>> BEGIN EXCERPTED RECORDS

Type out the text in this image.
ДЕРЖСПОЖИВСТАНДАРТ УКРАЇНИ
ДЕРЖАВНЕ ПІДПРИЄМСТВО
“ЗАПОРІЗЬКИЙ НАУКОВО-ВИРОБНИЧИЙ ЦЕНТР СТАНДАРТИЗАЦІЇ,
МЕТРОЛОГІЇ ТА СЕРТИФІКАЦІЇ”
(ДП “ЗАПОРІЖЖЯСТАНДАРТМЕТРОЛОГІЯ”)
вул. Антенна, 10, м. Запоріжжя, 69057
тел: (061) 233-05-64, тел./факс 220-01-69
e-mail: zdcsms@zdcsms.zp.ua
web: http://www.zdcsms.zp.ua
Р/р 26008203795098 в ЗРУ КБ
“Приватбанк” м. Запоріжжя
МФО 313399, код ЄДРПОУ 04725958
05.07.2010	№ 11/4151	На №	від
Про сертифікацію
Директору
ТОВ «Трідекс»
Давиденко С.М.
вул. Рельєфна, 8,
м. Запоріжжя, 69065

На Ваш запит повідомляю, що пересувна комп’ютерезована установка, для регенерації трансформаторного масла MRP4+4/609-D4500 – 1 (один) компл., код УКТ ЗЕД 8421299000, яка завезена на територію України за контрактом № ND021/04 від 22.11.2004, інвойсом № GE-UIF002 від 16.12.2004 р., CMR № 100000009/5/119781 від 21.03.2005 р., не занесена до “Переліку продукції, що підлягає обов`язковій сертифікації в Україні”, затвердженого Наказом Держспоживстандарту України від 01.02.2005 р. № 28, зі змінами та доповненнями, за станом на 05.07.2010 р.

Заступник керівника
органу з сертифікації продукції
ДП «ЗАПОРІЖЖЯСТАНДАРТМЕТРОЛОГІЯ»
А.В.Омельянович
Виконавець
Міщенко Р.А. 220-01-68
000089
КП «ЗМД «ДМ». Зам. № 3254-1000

>> END EXCERPTED RECORDS

__SET TASK__
Give the number of lines in the material above that have the word "ЗАПОРІЖЖЯСТАНДАРТМЕТРОЛОГІЯ" in them, and nothing more.

__SOLUTION__
2